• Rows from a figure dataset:
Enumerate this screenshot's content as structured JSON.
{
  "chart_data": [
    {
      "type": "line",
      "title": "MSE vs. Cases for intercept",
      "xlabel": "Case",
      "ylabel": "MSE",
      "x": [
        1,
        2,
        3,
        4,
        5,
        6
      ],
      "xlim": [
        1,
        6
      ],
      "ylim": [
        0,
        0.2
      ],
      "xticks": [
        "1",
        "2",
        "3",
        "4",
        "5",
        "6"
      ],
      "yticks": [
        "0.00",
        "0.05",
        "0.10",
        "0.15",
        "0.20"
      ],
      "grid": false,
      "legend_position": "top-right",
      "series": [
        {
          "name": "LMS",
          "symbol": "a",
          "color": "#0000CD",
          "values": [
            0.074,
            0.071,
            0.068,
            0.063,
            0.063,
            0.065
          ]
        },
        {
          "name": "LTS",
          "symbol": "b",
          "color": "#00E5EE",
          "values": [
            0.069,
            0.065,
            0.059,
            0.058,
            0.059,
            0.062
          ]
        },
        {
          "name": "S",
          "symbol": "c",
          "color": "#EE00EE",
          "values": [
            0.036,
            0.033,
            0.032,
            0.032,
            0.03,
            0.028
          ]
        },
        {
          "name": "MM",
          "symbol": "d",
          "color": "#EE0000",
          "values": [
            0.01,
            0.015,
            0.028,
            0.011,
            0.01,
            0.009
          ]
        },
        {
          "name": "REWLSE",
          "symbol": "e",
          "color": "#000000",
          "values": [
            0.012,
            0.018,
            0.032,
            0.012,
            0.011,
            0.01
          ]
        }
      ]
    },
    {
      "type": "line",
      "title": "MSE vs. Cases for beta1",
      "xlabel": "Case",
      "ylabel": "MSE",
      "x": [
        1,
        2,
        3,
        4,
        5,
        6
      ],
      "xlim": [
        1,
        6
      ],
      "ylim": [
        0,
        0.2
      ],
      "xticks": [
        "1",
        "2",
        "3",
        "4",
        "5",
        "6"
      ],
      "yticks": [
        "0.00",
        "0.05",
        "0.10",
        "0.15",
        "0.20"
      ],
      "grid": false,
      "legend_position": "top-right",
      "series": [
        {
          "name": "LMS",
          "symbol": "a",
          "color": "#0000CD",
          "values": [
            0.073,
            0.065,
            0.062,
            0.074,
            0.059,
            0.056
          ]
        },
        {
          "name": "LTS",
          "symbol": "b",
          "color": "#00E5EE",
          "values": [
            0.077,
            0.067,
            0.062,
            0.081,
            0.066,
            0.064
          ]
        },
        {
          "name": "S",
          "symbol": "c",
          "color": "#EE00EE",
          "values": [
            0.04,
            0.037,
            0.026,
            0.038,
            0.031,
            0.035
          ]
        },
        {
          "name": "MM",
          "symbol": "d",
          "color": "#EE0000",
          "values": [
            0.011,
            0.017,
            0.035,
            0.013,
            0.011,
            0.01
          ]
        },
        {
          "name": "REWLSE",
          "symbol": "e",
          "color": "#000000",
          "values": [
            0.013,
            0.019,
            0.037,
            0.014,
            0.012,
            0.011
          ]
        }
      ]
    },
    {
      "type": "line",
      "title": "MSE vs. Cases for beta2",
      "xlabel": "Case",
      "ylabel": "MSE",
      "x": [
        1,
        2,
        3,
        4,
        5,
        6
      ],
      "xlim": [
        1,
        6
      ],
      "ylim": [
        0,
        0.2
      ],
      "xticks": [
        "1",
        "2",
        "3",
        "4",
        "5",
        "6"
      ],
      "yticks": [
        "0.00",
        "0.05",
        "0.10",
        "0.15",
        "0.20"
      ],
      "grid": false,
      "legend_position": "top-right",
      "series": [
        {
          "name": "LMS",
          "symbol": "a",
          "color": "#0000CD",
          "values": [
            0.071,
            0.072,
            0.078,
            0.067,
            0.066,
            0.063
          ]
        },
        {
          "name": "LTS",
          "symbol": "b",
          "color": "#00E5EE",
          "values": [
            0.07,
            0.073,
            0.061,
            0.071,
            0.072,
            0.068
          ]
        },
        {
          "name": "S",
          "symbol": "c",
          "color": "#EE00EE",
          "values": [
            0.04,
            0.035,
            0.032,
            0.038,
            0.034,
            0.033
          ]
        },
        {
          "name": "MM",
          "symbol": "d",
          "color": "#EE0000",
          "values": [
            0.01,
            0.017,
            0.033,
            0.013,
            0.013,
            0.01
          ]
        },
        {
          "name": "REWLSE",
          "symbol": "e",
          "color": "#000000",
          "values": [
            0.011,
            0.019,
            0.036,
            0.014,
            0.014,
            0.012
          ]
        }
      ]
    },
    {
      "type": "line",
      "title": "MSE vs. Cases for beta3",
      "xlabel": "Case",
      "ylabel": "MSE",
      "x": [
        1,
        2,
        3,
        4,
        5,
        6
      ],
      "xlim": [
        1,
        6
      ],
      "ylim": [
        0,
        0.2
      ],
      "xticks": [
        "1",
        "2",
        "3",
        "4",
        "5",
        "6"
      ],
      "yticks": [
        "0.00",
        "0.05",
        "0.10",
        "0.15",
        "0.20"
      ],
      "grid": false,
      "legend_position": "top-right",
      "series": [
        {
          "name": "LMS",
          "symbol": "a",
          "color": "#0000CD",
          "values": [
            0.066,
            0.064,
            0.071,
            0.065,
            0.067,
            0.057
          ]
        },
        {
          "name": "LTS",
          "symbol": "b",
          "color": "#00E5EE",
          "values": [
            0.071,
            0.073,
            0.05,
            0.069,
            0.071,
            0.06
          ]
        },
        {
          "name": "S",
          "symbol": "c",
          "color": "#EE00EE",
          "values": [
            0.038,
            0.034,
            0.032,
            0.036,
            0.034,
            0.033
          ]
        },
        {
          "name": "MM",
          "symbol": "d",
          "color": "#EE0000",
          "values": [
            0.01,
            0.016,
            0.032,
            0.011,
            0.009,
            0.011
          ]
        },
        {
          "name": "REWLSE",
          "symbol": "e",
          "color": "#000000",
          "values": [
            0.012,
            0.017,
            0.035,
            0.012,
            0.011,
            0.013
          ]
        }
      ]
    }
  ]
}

• WRITTEN REQUEST:
All of the records must be repeated exactly.

• FULL RESPONSE:
Enumerate this screenshot's content as structured JSON.
{
  "chart_data": [
    {
      "type": "line",
      "title": "MSE vs. Cases for intercept",
      "xlabel": "Case",
      "ylabel": "MSE",
      "x": [
        1,
        2,
        3,
        4,
        5,
        6
      ],
      "xlim": [
        1,
        6
      ],
      "ylim": [
        0,
        0.2
      ],
      "xticks": [
        "1",
        "2",
        "3",
        "4",
        "5",
        "6"
      ],
      "yticks": [
        "0.00",
        "0.05",
        "0.10",
        "0.15",
        "0.20"
      ],
      "grid": false,
      "legend_position": "top-right",
      "series": [
        {
          "name": "LMS",
          "symbol": "a",
          "color": "#0000CD",
          "values": [
            0.074,
            0.071,
            0.068,
            0.063,
            0.063,
            0.065
          ]
        },
        {
          "name": "LTS",
          "symbol": "b",
          "color": "#00E5EE",
          "values": [
            0.069,
            0.065,
            0.059,
            0.058,
            0.059,
            0.062
          ]
        },
        {
          "name": "S",
          "symbol": "c",
          "color": "#EE00EE",
          "values": [
            0.036,
            0.033,
            0.032,
            0.032,
            0.03,
            0.028
          ]
        },
        {
          "name": "MM",
          "symbol": "d",
          "color": "#EE0000",
          "values": [
            0.01,
            0.015,
            0.028,
            0.011,
            0.01,
            0.009
          ]
        },
        {
          "name": "REWLSE",
          "symbol": "e",
          "color": "#000000",
          "values": [
            0.012,
            0.018,
            0.032,
            0.012,
            0.011,
            0.01
          ]
        }
      ]
    },
    {
      "type": "line",
      "title": "MSE vs. Cases for beta1",
      "xlabel": "Case",
      "ylabel": "MSE",
      "x": [
        1,
        2,
        3,
        4,
        5,
        6
      ],
      "xlim": [
        1,
        6
      ],
      "ylim": [
        0,
        0.2
      ],
      "xticks": [
        "1",
        "2",
        "3",
        "4",
        "5",
        "6"
      ],
      "yticks": [
        "0.00",
        "0.05",
        "0.10",
        "0.15",
        "0.20"
      ],
      "grid": false,
      "legend_position": "top-right",
      "series": [
        {
          "name": "LMS",
          "symbol": "a",
          "color": "#0000CD",
          "values": [
            0.073,
            0.065,
            0.062,
            0.074,
            0.059,
            0.056
          ]
        },
        {
          "name": "LTS",
          "symbol": "b",
          "color": "#00E5EE",
          "values": [
            0.077,
            0.067,
            0.062,
            0.081,
            0.066,
            0.064
          ]
        },
        {
          "name": "S",
          "symbol": "c",
          "color": "#EE00EE",
          "values": [
            0.04,
            0.037,
            0.026,
            0.038,
            0.031,
            0.035
          ]
        },
        {
          "name": "MM",
          "symbol": "d",
          "color": "#EE0000",
          "values": [
            0.011,
            0.017,
            0.035,
            0.013,
            0.011,
            0.01
          ]
        },
        {
          "name": "REWLSE",
          "symbol": "e",
          "color": "#000000",
          "values": [
            0.013,
            0.019,
            0.037,
            0.014,
            0.012,
            0.011
          ]
        }
      ]
    },
    {
      "type": "line",
      "title": "MSE vs. Cases for beta2",
      "xlabel": "Case",
      "ylabel": "MSE",
      "x": [
        1,
        2,
        3,
        4,
        5,
        6
      ],
      "xlim": [
        1,
        6
      ],
      "ylim": [
        0,
        0.2
      ],
      "xticks": [
        "1",
        "2",
        "3",
        "4",
        "5",
        "6"
      ],
      "yticks": [
        "0.00",
        "0.05",
        "0.10",
        "0.15",
        "0.20"
      ],
      "grid": false,
      "legend_position": "top-right",
      "series": [
        {
          "name": "LMS",
          "symbol": "a",
          "color": "#0000CD",
          "values": [
            0.071,
            0.072,
            0.078,
            0.067,
            0.066,
            0.063
          ]
        },
        {
          "name": "LTS",
          "symbol": "b",
          "color": "#00E5EE",
          "values": [
            0.07,
            0.073,
            0.061,
            0.071,
            0.072,
            0.068
          ]
        },
        {
          "name": "S",
          "symbol": "c",
          "color": "#EE00EE",
          "values": [
            0.04,
            0.035,
            0.032,
            0.038,
            0.034,
            0.033
          ]
        },
        {
          "name": "MM",
          "symbol": "d",
          "color": "#EE0000",
          "values": [
            0.01,
            0.017,
            0.033,
            0.013,
            0.013,
            0.01
          ]
        },
        {
          "name": "REWLSE",
          "symbol": "e",
          "color": "#000000",
          "values": [
            0.011,
            0.019,
            0.036,
            0.014,
            0.014,
            0.012
          ]
        }
      ]
    },
    {
      "type": "line",
      "title": "MSE vs. Cases for beta3",
      "xlabel": "Case",
      "ylabel": "MSE",
      "x": [
        1,
        2,
        3,
        4,
        5,
        6
      ],
      "xlim": [
        1,
        6
      ],
      "ylim": [
        0,
        0.2
      ],
      "xticks": [
        "1",
        "2",
        "3",
        "4",
        "5",
        "6"
      ],
      "yticks": [
        "0.00",
        "0.05",
        "0.10",
        "0.15",
        "0.20"
      ],
      "grid": false,
      "legend_position": "top-right",
      "series": [
        {
          "name": "LMS",
          "symbol": "a",
          "color": "#0000CD",
          "values": [
            0.066,
            0.064,
            0.071,
            0.065,
            0.067,
            0.057
          ]
        },
        {
          "name": "LTS",
          "symbol": "b",
          "color": "#00E5EE",
          "values": [
            0.071,
            0.073,
            0.05,
            0.069,
            0.071,
            0.06
          ]
        },
        {
          "name": "S",
          "symbol": "c",
          "color": "#EE00EE",
          "values": [
            0.038,
            0.034,
            0.032,
            0.036,
            0.034,
            0.033
          ]
        },
        {
          "name": "MM",
          "symbol": "d",
          "color": "#EE0000",
          "values": [
            0.01,
            0.016,
            0.032,
            0.011,
            0.009,
            0.011
          ]
        },
        {
          "name": "REWLSE",
          "symbol": "e",
          "color": "#000000",
          "values": [
            0.012,
            0.017,
            0.035,
            0.012,
            0.011,
            0.013
          ]
        }
      ]
    }
  ]
}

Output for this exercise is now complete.